Set problem - For the records that follow, return only the count of lines containing the string "right".

Supplied records -
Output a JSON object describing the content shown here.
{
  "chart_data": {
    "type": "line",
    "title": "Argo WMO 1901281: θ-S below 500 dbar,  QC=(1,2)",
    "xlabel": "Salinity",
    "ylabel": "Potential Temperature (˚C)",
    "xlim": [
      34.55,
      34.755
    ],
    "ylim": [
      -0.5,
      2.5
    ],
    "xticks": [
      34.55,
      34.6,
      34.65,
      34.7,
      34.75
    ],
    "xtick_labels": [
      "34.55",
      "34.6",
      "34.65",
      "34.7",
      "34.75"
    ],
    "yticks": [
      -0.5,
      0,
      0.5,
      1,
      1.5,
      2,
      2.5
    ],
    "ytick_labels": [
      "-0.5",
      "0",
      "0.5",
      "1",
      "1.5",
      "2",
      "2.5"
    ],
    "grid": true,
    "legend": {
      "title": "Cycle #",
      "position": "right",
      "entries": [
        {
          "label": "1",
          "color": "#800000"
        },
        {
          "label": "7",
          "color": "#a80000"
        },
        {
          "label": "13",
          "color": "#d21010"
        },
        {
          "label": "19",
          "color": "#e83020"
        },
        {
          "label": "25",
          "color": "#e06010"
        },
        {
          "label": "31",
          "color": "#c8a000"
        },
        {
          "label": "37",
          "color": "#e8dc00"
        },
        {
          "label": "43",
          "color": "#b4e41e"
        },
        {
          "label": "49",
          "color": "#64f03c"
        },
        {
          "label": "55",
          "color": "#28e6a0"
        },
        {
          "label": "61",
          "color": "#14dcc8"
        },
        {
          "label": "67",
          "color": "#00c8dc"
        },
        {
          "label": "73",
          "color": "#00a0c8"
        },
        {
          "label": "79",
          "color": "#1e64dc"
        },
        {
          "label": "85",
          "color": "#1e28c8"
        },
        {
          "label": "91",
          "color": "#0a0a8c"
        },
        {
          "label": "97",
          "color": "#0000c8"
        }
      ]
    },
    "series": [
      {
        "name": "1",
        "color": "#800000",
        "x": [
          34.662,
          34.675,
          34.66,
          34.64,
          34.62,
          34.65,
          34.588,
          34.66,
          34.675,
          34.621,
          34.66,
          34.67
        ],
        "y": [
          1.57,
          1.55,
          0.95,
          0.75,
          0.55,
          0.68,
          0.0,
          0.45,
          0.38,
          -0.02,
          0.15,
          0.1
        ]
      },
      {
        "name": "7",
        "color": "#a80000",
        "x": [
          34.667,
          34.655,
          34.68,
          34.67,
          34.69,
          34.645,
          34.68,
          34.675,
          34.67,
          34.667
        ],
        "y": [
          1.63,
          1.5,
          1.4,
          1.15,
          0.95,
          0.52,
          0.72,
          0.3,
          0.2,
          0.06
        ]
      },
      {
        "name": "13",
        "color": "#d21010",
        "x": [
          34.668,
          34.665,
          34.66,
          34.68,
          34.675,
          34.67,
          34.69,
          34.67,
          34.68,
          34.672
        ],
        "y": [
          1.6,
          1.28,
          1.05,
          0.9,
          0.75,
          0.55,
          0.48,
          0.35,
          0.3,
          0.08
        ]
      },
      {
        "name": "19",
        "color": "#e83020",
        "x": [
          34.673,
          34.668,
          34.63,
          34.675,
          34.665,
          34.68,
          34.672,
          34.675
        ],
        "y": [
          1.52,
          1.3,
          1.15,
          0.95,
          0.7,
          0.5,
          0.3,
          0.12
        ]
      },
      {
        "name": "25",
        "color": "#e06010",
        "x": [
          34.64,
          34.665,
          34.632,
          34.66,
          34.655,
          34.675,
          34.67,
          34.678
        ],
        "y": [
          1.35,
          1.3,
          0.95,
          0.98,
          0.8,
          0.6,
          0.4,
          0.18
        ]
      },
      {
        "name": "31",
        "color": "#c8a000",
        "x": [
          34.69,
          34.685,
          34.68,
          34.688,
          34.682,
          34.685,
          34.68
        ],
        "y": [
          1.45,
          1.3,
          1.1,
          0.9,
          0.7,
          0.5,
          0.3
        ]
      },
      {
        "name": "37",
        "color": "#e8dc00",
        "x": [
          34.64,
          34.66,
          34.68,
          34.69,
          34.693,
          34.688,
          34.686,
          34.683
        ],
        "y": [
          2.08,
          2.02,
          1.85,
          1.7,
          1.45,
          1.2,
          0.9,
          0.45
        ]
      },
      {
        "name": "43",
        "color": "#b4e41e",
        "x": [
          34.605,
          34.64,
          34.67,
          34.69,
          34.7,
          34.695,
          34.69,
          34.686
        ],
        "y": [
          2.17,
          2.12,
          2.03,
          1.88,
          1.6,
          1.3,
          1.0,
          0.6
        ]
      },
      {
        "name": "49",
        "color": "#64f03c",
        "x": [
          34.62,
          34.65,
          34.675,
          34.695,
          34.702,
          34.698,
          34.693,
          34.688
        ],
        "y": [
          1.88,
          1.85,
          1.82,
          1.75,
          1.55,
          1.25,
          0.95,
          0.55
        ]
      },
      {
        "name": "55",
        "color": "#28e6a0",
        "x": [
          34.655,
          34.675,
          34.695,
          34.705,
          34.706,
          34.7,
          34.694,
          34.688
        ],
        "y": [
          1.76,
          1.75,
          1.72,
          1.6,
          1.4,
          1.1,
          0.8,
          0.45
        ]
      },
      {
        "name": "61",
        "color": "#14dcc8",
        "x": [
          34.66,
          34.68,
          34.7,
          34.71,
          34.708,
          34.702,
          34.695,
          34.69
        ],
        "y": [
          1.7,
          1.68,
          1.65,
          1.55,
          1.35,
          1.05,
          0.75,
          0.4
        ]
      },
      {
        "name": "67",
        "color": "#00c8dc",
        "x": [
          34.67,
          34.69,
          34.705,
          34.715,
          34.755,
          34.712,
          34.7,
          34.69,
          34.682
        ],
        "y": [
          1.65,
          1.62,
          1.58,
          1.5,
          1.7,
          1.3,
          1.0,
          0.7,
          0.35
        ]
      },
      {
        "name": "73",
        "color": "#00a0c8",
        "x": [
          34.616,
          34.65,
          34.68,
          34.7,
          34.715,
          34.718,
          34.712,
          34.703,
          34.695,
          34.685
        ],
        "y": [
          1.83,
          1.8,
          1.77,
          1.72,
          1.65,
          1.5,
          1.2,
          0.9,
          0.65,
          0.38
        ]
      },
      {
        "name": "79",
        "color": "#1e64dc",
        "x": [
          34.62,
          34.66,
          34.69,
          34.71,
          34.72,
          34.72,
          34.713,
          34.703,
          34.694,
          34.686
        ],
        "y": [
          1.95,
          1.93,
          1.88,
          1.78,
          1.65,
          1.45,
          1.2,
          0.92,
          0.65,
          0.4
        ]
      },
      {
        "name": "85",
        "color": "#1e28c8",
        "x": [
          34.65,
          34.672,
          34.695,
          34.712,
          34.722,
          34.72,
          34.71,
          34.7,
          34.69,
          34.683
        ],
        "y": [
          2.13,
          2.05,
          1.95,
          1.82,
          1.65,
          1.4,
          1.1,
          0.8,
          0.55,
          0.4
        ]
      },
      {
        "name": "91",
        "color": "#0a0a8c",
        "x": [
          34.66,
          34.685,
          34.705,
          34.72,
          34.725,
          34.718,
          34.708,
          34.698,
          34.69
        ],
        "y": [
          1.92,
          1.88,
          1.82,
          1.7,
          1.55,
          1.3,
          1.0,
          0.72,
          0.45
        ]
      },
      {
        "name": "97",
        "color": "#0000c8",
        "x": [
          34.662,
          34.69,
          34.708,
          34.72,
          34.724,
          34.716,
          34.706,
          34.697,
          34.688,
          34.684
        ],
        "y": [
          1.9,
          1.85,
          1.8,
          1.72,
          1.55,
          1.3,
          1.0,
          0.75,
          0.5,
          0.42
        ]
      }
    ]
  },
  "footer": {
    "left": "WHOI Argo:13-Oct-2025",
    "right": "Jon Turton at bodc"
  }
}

Answer for this exercise - 2